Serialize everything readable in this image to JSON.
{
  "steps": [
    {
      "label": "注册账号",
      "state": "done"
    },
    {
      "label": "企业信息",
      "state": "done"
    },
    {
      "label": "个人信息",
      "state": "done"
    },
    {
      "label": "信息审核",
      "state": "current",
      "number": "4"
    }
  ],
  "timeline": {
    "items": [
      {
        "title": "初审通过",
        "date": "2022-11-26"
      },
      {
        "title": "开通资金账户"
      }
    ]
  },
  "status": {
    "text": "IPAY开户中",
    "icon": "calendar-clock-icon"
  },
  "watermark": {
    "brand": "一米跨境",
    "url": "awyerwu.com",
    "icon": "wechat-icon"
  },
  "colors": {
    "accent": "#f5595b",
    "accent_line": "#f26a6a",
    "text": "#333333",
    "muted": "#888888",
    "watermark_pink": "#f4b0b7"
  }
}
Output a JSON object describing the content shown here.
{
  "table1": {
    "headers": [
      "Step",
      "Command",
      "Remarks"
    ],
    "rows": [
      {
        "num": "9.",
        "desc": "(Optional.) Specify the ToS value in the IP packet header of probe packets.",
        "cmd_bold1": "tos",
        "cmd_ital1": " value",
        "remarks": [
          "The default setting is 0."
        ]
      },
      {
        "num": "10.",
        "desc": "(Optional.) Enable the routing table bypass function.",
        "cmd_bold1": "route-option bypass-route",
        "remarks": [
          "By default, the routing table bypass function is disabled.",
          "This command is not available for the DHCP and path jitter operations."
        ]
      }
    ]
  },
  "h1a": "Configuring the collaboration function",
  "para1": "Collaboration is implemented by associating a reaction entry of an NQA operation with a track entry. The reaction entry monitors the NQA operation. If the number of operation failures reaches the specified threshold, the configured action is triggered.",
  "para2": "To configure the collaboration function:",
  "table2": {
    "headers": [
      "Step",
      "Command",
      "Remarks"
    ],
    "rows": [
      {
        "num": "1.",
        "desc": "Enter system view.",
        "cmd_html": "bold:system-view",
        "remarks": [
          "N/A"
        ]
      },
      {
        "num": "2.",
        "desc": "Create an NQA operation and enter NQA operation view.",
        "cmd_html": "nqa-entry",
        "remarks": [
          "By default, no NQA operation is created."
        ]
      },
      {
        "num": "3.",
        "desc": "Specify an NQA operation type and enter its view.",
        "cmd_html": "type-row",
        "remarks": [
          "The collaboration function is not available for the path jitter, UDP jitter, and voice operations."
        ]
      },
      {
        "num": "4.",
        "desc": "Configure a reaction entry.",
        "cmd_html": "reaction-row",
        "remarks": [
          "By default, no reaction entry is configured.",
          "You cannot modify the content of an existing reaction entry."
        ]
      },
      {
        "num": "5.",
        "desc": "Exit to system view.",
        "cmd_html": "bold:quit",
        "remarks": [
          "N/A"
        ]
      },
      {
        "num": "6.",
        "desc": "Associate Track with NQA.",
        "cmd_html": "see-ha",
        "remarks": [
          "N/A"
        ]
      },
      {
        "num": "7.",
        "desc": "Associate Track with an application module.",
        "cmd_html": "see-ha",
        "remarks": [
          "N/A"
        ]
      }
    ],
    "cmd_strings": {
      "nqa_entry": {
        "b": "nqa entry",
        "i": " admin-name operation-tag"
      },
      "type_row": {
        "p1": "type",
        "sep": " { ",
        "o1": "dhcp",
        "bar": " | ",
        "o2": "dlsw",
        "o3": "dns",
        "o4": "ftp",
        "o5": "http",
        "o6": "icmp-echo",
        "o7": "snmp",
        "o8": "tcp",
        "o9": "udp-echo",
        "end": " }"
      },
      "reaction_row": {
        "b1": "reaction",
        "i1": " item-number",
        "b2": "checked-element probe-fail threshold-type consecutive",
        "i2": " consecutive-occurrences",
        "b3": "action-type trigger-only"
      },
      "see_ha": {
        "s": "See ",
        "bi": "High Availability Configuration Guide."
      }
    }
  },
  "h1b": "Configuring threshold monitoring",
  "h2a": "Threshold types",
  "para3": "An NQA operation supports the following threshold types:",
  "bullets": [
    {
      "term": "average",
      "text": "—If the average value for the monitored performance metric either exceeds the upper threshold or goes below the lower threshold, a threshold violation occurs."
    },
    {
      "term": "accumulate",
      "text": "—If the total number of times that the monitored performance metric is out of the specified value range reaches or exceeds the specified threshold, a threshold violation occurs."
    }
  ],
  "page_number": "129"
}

☆ ☆ ☆ ☆ ☆ ☆ ☆

Transcribe the data. Leave every line exactly as it is.

Serialize everything readable in this image to JSON.
{
  "steps": [
    {
      "label": "注册账号",
      "state": "done"
    },
    {
      "label": "企业信息",
      "state": "done"
    },
    {
      "label": "个人信息",
      "state": "done"
    },
    {
      "label": "信息审核",
      "state": "current",
      "number": "4"
    }
  ],
  "timeline": {
    "items": [
      {
        "title": "初审通过",
        "date": "2022-11-26"
      },
      {
        "title": "开通资金账户"
      }
    ]
  },
  "status": {
    "text": "IPAY开户中",
    "icon": "calendar-clock-icon"
  },
  "watermark": {
    "brand": "一米跨境",
    "url": "awyerwu.com",
    "icon": "wechat-icon"
  },
  "colors": {
    "accent": "#f5595b",
    "accent_line": "#f26a6a",
    "text": "#333333",
    "muted": "#888888",
    "watermark_pink": "#f4b0b7"
  }
}
Output a JSON object describing the content shown here.
{
  "table1": {
    "headers": [
      "Step",
      "Command",
      "Remarks"
    ],
    "rows": [
      {
        "num": "9.",
        "desc": "(Optional.) Specify the ToS value in the IP packet header of probe packets.",
        "cmd_bold1": "tos",
        "cmd_ital1": " value",
        "remarks": [
          "The default setting is 0."
        ]
      },
      {
        "num": "10.",
        "desc": "(Optional.) Enable the routing table bypass function.",
        "cmd_bold1": "route-option bypass-route",
        "remarks": [
          "By default, the routing table bypass function is disabled.",
          "This command is not available for the DHCP and path jitter operations."
        ]
      }
    ]
  },
  "h1a": "Configuring the collaboration function",
  "para1": "Collaboration is implemented by associating a reaction entry of an NQA operation with a track entry. The reaction entry monitors the NQA operation. If the number of operation failures reaches the specified threshold, the configured action is triggered.",
  "para2": "To configure the collaboration function:",
  "table2": {
    "headers": [
      "Step",
      "Command",
      "Remarks"
    ],
    "rows": [
      {
        "num": "1.",
        "desc": "Enter system view.",
        "cmd_html": "bold:system-view",
        "remarks": [
          "N/A"
        ]
      },
      {
        "num": "2.",
        "desc": "Create an NQA operation and enter NQA operation view.",
        "cmd_html": "nqa-entry",
        "remarks": [
          "By default, no NQA operation is created."
        ]
      },
      {
        "num": "3.",
        "desc": "Specify an NQA operation type and enter its view.",
        "cmd_html": "type-row",
        "remarks": [
          "The collaboration function is not available for the path jitter, UDP jitter, and voice operations."
        ]
      },
      {
        "num": "4.",
        "desc": "Configure a reaction entry.",
        "cmd_html": "reaction-row",
        "remarks": [
          "By default, no reaction entry is configured.",
          "You cannot modify the content of an existing reaction entry."
        ]
      },
      {
        "num": "5.",
        "desc": "Exit to system view.",
        "cmd_html": "bold:quit",
        "remarks": [
          "N/A"
        ]
      },
      {
        "num": "6.",
        "desc": "Associate Track with NQA.",
        "cmd_html": "see-ha",
        "remarks": [
          "N/A"
        ]
      },
      {
        "num": "7.",
        "desc": "Associate Track with an application module.",
        "cmd_html": "see-ha",
        "remarks": [
          "N/A"
        ]
      }
    ],
    "cmd_strings": {
      "nqa_entry": {
        "b": "nqa entry",
        "i": " admin-name operation-tag"
      },
      "type_row": {
        "p1": "type",
        "sep": " { ",
        "o1": "dhcp",
        "bar": " | ",
        "o2": "dlsw",
        "o3": "dns",
        "o4": "ftp",
        "o5": "http",
        "o6": "icmp-echo",
        "o7": "snmp",
        "o8": "tcp",
        "o9": "udp-echo",
        "end": " }"
      },
      "reaction_row": {
        "b1": "reaction",
        "i1": " item-number",
        "b2": "checked-element probe-fail threshold-type consecutive",
        "i2": " consecutive-occurrences",
        "b3": "action-type trigger-only"
      },
      "see_ha": {
        "s": "See ",
        "bi": "High Availability Configuration Guide."
      }
    }
  },
  "h1b": "Configuring threshold monitoring",
  "h2a": "Threshold types",
  "para3": "An NQA operation supports the following threshold types:",
  "bullets": [
    {
      "term": "average",
      "text": "—If the average value for the monitored performance metric either exceeds the upper threshold or goes below the lower threshold, a threshold violation occurs."
    },
    {
      "term": "accumulate",
      "text": "—If the total number of times that the monitored performance metric is out of the specified value range reaches or exceeds the specified threshold, a threshold violation occurs."
    }
  ],
  "page_number": "129"
}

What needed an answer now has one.